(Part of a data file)
^^^^^^^^^^^^^^^^
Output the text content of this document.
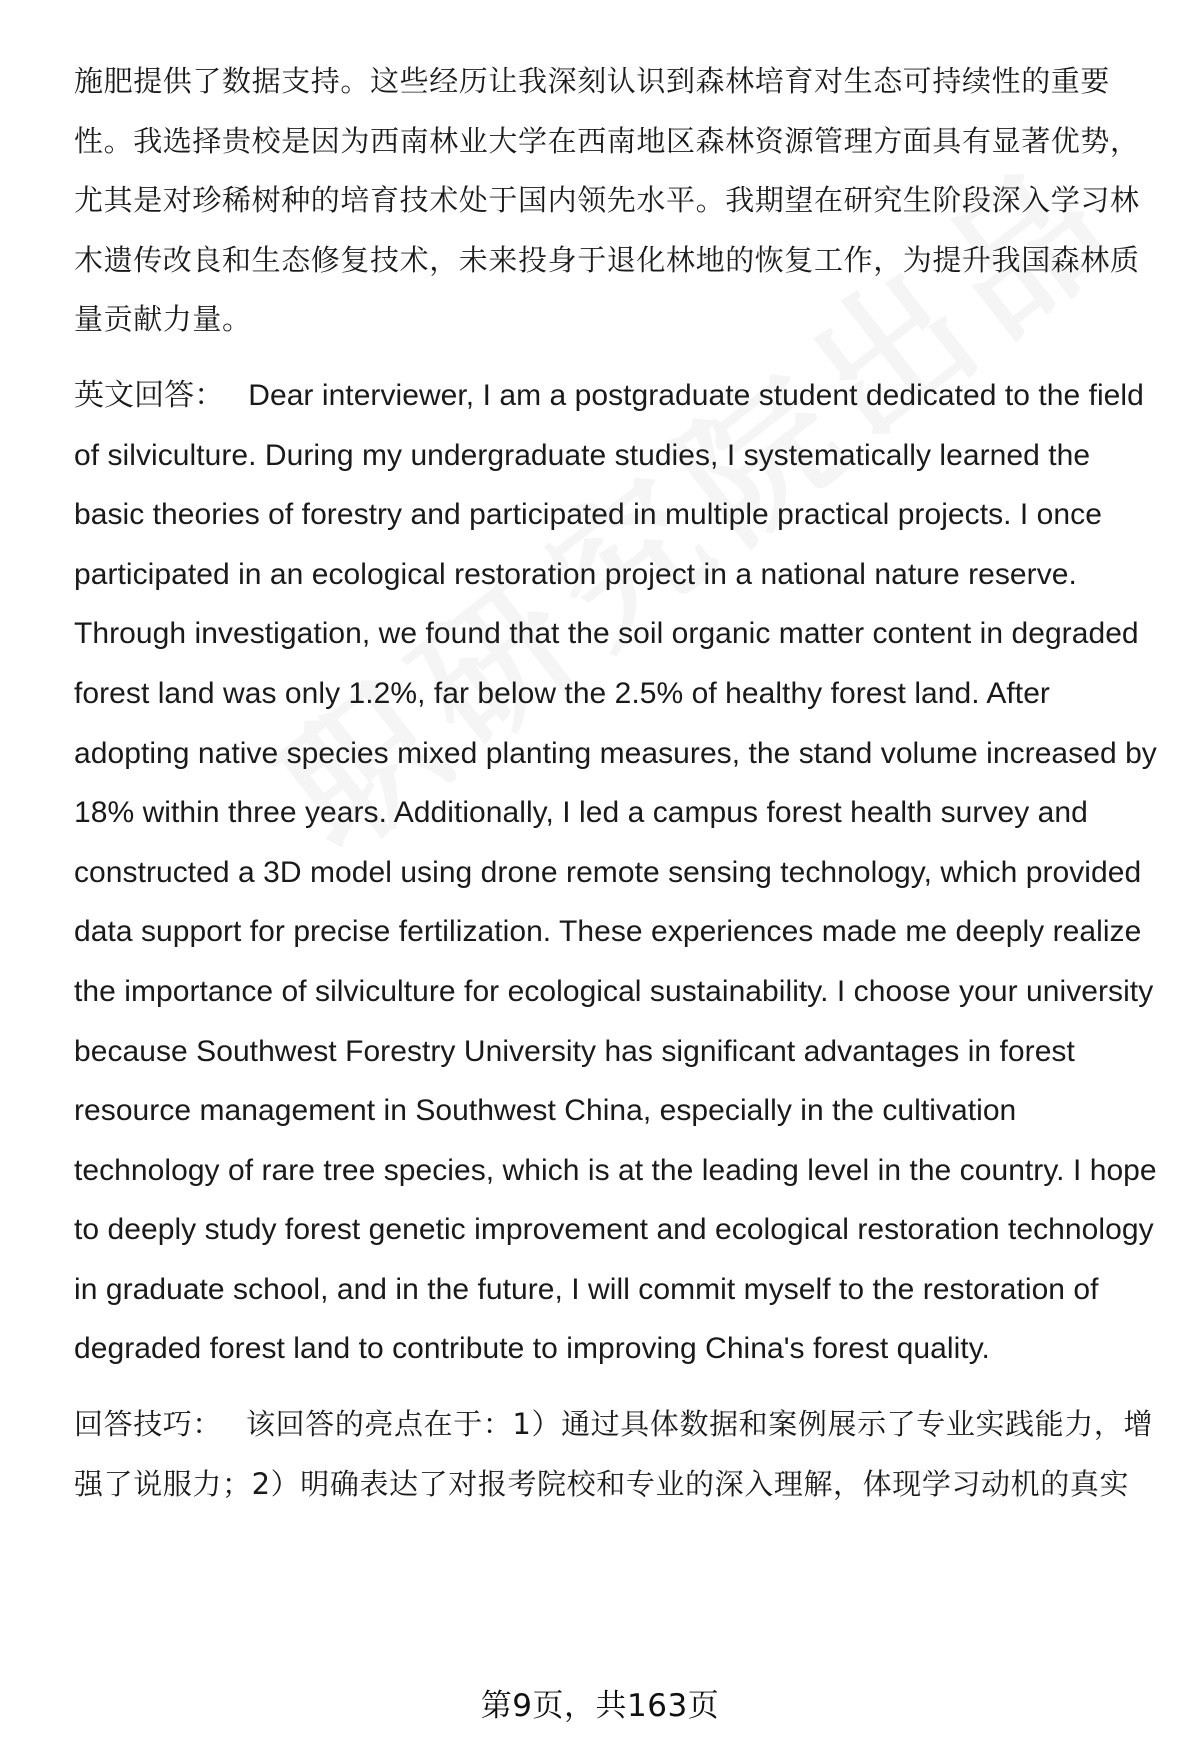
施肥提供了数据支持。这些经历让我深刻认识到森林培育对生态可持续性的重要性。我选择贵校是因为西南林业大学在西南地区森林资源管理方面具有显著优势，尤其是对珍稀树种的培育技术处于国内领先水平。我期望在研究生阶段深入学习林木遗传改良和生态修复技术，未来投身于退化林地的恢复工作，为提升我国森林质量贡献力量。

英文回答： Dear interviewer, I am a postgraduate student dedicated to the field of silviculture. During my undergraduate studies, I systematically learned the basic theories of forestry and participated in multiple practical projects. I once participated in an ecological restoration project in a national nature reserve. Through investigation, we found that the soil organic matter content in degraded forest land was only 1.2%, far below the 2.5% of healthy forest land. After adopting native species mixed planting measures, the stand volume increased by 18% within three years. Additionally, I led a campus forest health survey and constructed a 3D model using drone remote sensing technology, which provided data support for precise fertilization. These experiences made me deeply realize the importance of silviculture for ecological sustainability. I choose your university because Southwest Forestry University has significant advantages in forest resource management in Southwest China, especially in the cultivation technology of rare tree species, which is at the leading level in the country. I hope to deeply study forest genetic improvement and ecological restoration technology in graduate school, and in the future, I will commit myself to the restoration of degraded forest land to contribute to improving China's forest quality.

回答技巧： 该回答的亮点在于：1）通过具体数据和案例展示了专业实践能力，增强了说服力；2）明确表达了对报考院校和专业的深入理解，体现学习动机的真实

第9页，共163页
^^^^^^^^^^^^^^^^
* **Aim of the task**: Copy every line above word for word and exclude the pictures.

* **Worked answer**:
Output the text content of this document.
施肥提供了数据支持。这些经历让我深刻认识到森林培育对生态可持续性的重要性。我选择贵校是因为西南林业大学在西南地区森林资源管理方面具有显著优势，尤其是对珍稀树种的培育技术处于国内领先水平。我期望在研究生阶段深入学习林木遗传改良和生态修复技术，未来投身于退化林地的恢复工作，为提升我国森林质量贡献力量。

英文回答： Dear interviewer, I am a postgraduate student dedicated to the field of silviculture. During my undergraduate studies, I systematically learned the basic theories of forestry and participated in multiple practical projects. I once participated in an ecological restoration project in a national nature reserve. Through investigation, we found that the soil organic matter content in degraded forest land was only 1.2%, far below the 2.5% of healthy forest land. After adopting native species mixed planting measures, the stand volume increased by 18% within three years. Additionally, I led a campus forest health survey and constructed a 3D model using drone remote sensing technology, which provided data support for precise fertilization. These experiences made me deeply realize the importance of silviculture for ecological sustainability. I choose your university because Southwest Forestry University has significant advantages in forest resource management in Southwest China, especially in the cultivation technology of rare tree species, which is at the leading level in the country. I hope to deeply study forest genetic improvement and ecological restoration technology in graduate school, and in the future, I will commit myself to the restoration of degraded forest land to contribute to improving China's forest quality.

回答技巧： 该回答的亮点在于：1）通过具体数据和案例展示了专业实践能力，增强了说服力；2）明确表达了对报考院校和专业的深入理解，体现学习动机的真实

第9页，共163页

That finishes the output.